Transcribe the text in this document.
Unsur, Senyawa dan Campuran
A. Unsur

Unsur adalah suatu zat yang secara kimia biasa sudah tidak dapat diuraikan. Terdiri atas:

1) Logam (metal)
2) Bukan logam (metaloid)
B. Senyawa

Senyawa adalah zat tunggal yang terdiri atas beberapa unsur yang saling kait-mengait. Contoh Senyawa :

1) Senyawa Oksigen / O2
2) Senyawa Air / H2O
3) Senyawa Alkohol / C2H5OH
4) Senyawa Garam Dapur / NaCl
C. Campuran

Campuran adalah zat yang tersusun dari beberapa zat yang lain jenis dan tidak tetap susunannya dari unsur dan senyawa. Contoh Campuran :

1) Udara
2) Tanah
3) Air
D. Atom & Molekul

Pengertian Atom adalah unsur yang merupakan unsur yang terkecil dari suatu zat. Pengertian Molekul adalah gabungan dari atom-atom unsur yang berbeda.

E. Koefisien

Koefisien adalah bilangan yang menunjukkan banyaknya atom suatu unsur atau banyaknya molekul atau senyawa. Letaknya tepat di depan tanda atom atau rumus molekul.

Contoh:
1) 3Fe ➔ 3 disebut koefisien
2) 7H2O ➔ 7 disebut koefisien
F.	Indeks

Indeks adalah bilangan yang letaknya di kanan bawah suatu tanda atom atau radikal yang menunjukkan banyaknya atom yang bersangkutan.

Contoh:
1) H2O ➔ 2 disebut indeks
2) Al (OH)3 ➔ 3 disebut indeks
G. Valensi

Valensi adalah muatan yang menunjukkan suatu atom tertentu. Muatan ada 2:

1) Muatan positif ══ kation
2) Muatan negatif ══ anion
◇ ◇ ◇ ◇
Your goal: Isolate the lines that hold the word "bilangan" and copy all of them.

Task solution:
Koefisien adalah bilangan yang menunjukkan banyaknya atom suatu unsur atau banyaknya molekul atau senyawa. Letaknya tepat di depan tanda atom atau rumus molekul.
Indeks adalah bilangan yang letaknya di kanan bawah suatu tanda atom atau radikal yang menunjukkan banyaknya atom yang bersangkutan.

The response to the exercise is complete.